**Given information**:

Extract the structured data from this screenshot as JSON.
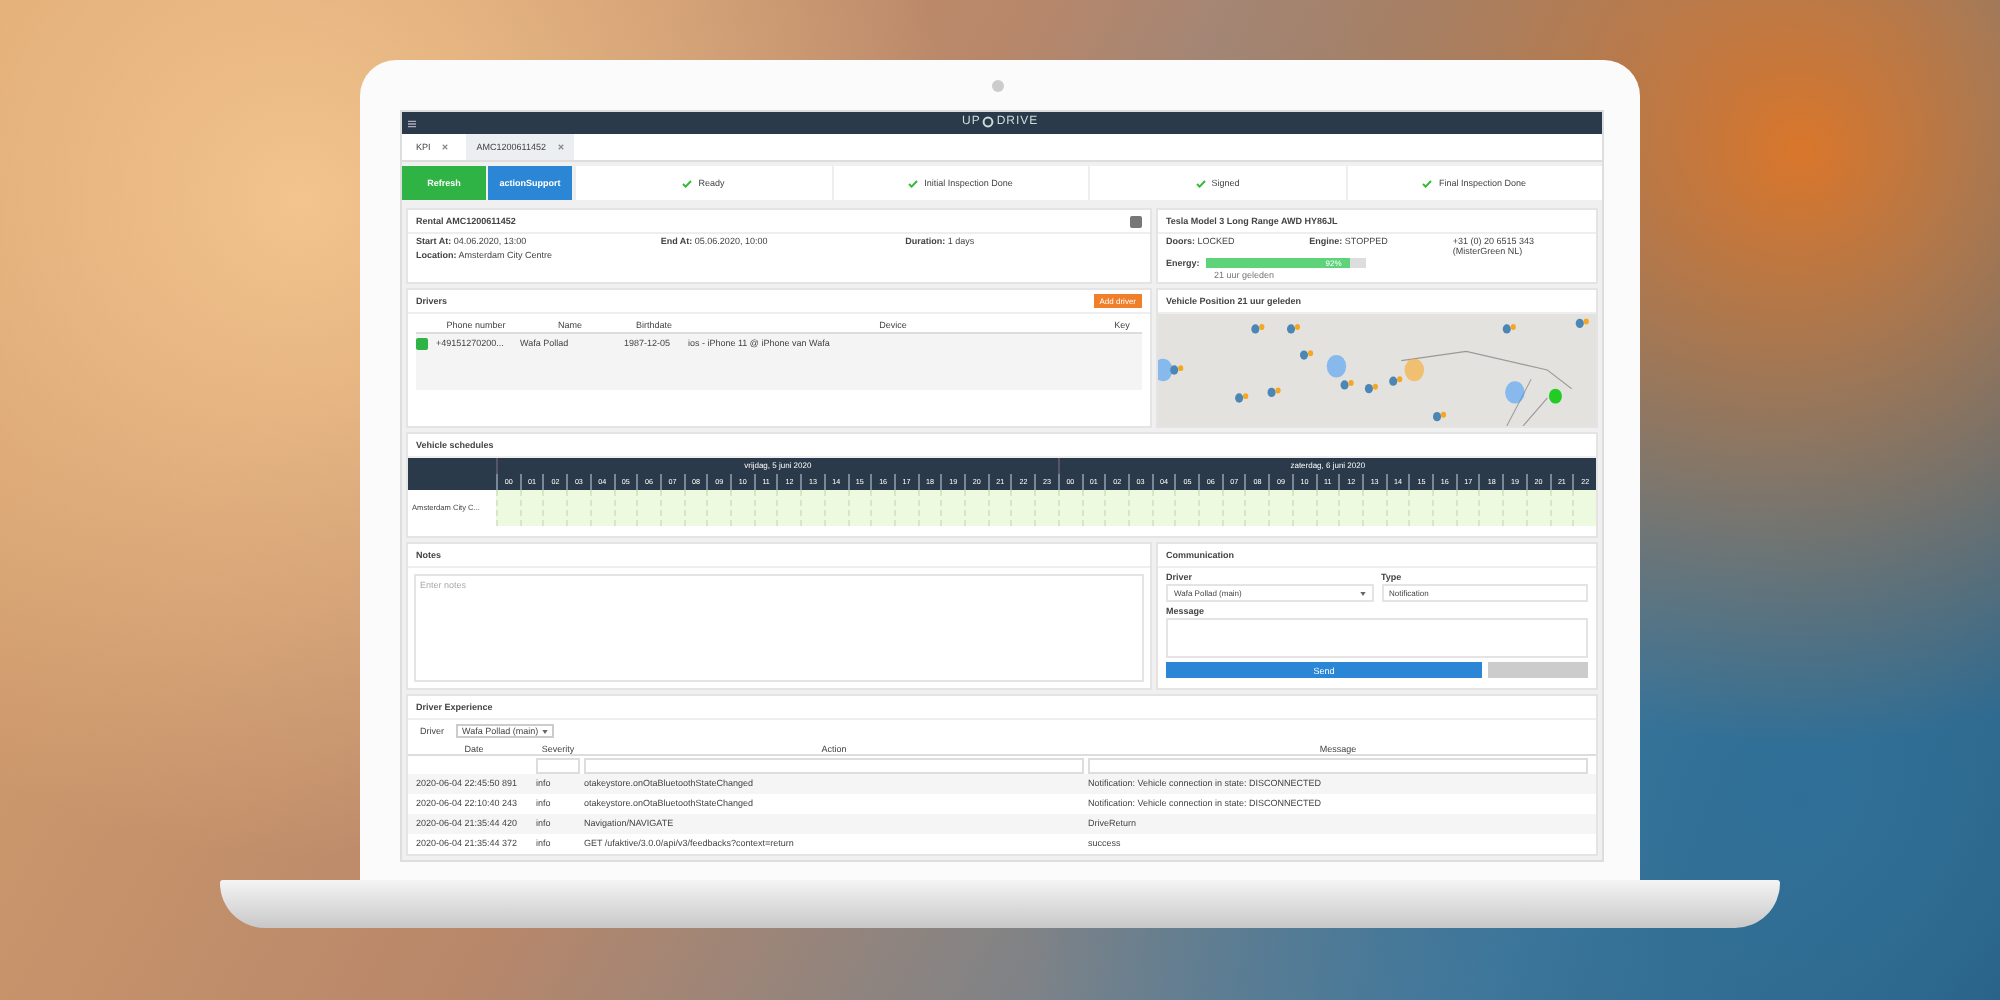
{
  "brand": {
    "left": "UP",
    "right": "DRIVE"
  },
  "tabs": [
    {
      "label": "KPI",
      "selected": false
    },
    {
      "label": "AMC1200611452",
      "selected": true
    }
  ],
  "toolbar": [
    {
      "label": "Refresh",
      "kind": "success"
    },
    {
      "label": "actionSupport",
      "kind": "primary"
    }
  ],
  "steps": [
    {
      "label": "Ready",
      "done": true
    },
    {
      "label": "Initial Inspection Done",
      "done": true
    },
    {
      "label": "Signed",
      "done": true
    },
    {
      "label": "Final Inspection Done",
      "done": true
    }
  ],
  "rental": {
    "title": "Rental AMC1200611452",
    "start_label": "Start At:",
    "start": "04.06.2020, 13:00",
    "end_label": "End At:",
    "end": "05.06.2020, 10:00",
    "duration_label": "Duration:",
    "duration": "1 days",
    "location_label": "Location:",
    "location": "Amsterdam City Centre"
  },
  "vehicle": {
    "title": "Tesla Model 3 Long Range AWD HY86JL",
    "doors_label": "Doors:",
    "doors": "LOCKED",
    "engine_label": "Engine:",
    "engine": "STOPPED",
    "phone": "+31 (0) 20 6515 343 (MisterGreen NL)",
    "energy_label": "Energy:",
    "level": 0.9,
    "energy": "92%",
    "energy_time": "21 uur geleden"
  },
  "drivers": {
    "title": "Drivers",
    "add_button": "Add driver",
    "columns": [
      "Phone number",
      "Name",
      "Birthdate",
      "Device",
      "Key"
    ],
    "rows": [
      {
        "phone": "+49151270200...",
        "name": "Wafa Pollad",
        "birthdate": "1987-12-05",
        "device": "ios - iPhone 11 @ iPhone van Wafa",
        "key": ""
      }
    ]
  },
  "position": {
    "title": "Vehicle Position",
    "time": "21 uur geleden"
  },
  "schedules": {
    "title": "Vehicle schedules",
    "days": [
      {
        "label": "vrijdag, 5 juni 2020",
        "hours": [
          "00",
          "01",
          "02",
          "03",
          "04",
          "05",
          "06",
          "07",
          "08",
          "09",
          "10",
          "11",
          "12",
          "13",
          "14",
          "15",
          "16",
          "17",
          "18",
          "19",
          "20",
          "21",
          "22",
          "23"
        ]
      },
      {
        "label": "zaterdag, 6 juni 2020",
        "hours": [
          "00",
          "01",
          "02",
          "03",
          "04",
          "05",
          "06",
          "07",
          "08",
          "09",
          "10",
          "11",
          "12",
          "13",
          "14",
          "15",
          "16",
          "17",
          "18",
          "19",
          "20",
          "21",
          "22"
        ]
      }
    ],
    "rows": [
      {
        "label": "Amsterdam City C..."
      }
    ]
  },
  "notes": {
    "title": "Notes",
    "placeholder": "Enter notes"
  },
  "communication": {
    "title": "Communication",
    "driver_label": "Driver",
    "driver_value": "Wafa Pollad (main)",
    "type_label": "Type",
    "type_value": "Notification",
    "message_label": "Message",
    "send": "Send"
  },
  "experience": {
    "title": "Driver Experience",
    "driver_label": "Driver",
    "driver_value": "Wafa Pollad (main)",
    "columns": [
      "Date",
      "Severity",
      "Action",
      "Message"
    ],
    "rows": [
      {
        "date": "2020-06-04 22:45:50 891",
        "severity": "info",
        "action": "otakeystore.onOtaBluetoothStateChanged",
        "message": "Notification: Vehicle connection in state: DISCONNECTED"
      },
      {
        "date": "2020-06-04 22:10:40 243",
        "severity": "info",
        "action": "otakeystore.onOtaBluetoothStateChanged",
        "message": "Notification: Vehicle connection in state: DISCONNECTED"
      },
      {
        "date": "2020-06-04 21:35:44 420",
        "severity": "info",
        "action": "Navigation/NAVIGATE",
        "message": "DriveReturn"
      },
      {
        "date": "2020-06-04 21:35:44 372",
        "severity": "info",
        "action": "GET /ufaktive/3.0.0/api/v3/feedbacks?context=return",
        "message": "success"
      }
    ]
  }
}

**Exercise requirements**: Each record above should come back exactly the same, only without its pictures.

**In response**:
Extract the structured data from this screenshot as JSON.
{
  "brand": {
    "left": "UP",
    "right": "DRIVE"
  },
  "tabs": [
    {
      "label": "KPI",
      "selected": false
    },
    {
      "label": "AMC1200611452",
      "selected": true
    }
  ],
  "toolbar": [
    {
      "label": "Refresh",
      "kind": "success"
    },
    {
      "label": "actionSupport",
      "kind": "primary"
    }
  ],
  "steps": [
    {
      "label": "Ready",
      "done": true
    },
    {
      "label": "Initial Inspection Done",
      "done": true
    },
    {
      "label": "Signed",
      "done": true
    },
    {
      "label": "Final Inspection Done",
      "done": true
    }
  ],
  "rental": {
    "title": "Rental AMC1200611452",
    "start_label": "Start At:",
    "start": "04.06.2020, 13:00",
    "end_label": "End At:",
    "end": "05.06.2020, 10:00",
    "duration_label": "Duration:",
    "duration": "1 days",
    "location_label": "Location:",
    "location": "Amsterdam City Centre"
  },
  "vehicle": {
    "title": "Tesla Model 3 Long Range AWD HY86JL",
    "doors_label": "Doors:",
    "doors": "LOCKED",
    "engine_label": "Engine:",
    "engine": "STOPPED",
    "phone": "+31 (0) 20 6515 343 (MisterGreen NL)",
    "energy_label": "Energy:",
    "level": 0.9,
    "energy": "92%",
    "energy_time": "21 uur geleden"
  },
  "drivers": {
    "title": "Drivers",
    "add_button": "Add driver",
    "columns": [
      "Phone number",
      "Name",
      "Birthdate",
      "Device",
      "Key"
    ],
    "rows": [
      {
        "phone": "+49151270200...",
        "name": "Wafa Pollad",
        "birthdate": "1987-12-05",
        "device": "ios - iPhone 11 @ iPhone van Wafa",
        "key": ""
      }
    ]
  },
  "position": {
    "title": "Vehicle Position",
    "time": "21 uur geleden"
  },
  "schedules": {
    "title": "Vehicle schedules",
    "days": [
      {
        "label": "vrijdag, 5 juni 2020",
        "hours": [
          "00",
          "01",
          "02",
          "03",
          "04",
          "05",
          "06",
          "07",
          "08",
          "09",
          "10",
          "11",
          "12",
          "13",
          "14",
          "15",
          "16",
          "17",
          "18",
          "19",
          "20",
          "21",
          "22",
          "23"
        ]
      },
      {
        "label": "zaterdag, 6 juni 2020",
        "hours": [
          "00",
          "01",
          "02",
          "03",
          "04",
          "05",
          "06",
          "07",
          "08",
          "09",
          "10",
          "11",
          "12",
          "13",
          "14",
          "15",
          "16",
          "17",
          "18",
          "19",
          "20",
          "21",
          "22"
        ]
      }
    ],
    "rows": [
      {
        "label": "Amsterdam City C..."
      }
    ]
  },
  "notes": {
    "title": "Notes",
    "placeholder": "Enter notes"
  },
  "communication": {
    "title": "Communication",
    "driver_label": "Driver",
    "driver_value": "Wafa Pollad (main)",
    "type_label": "Type",
    "type_value": "Notification",
    "message_label": "Message",
    "send": "Send"
  },
  "experience": {
    "title": "Driver Experience",
    "driver_label": "Driver",
    "driver_value": "Wafa Pollad (main)",
    "columns": [
      "Date",
      "Severity",
      "Action",
      "Message"
    ],
    "rows": [
      {
        "date": "2020-06-04 22:45:50 891",
        "severity": "info",
        "action": "otakeystore.onOtaBluetoothStateChanged",
        "message": "Notification: Vehicle connection in state: DISCONNECTED"
      },
      {
        "date": "2020-06-04 22:10:40 243",
        "severity": "info",
        "action": "otakeystore.onOtaBluetoothStateChanged",
        "message": "Notification: Vehicle connection in state: DISCONNECTED"
      },
      {
        "date": "2020-06-04 21:35:44 420",
        "severity": "info",
        "action": "Navigation/NAVIGATE",
        "message": "DriveReturn"
      },
      {
        "date": "2020-06-04 21:35:44 372",
        "severity": "info",
        "action": "GET /ufaktive/3.0.0/api/v3/feedbacks?context=return",
        "message": "success"
      }
    ]
  }
}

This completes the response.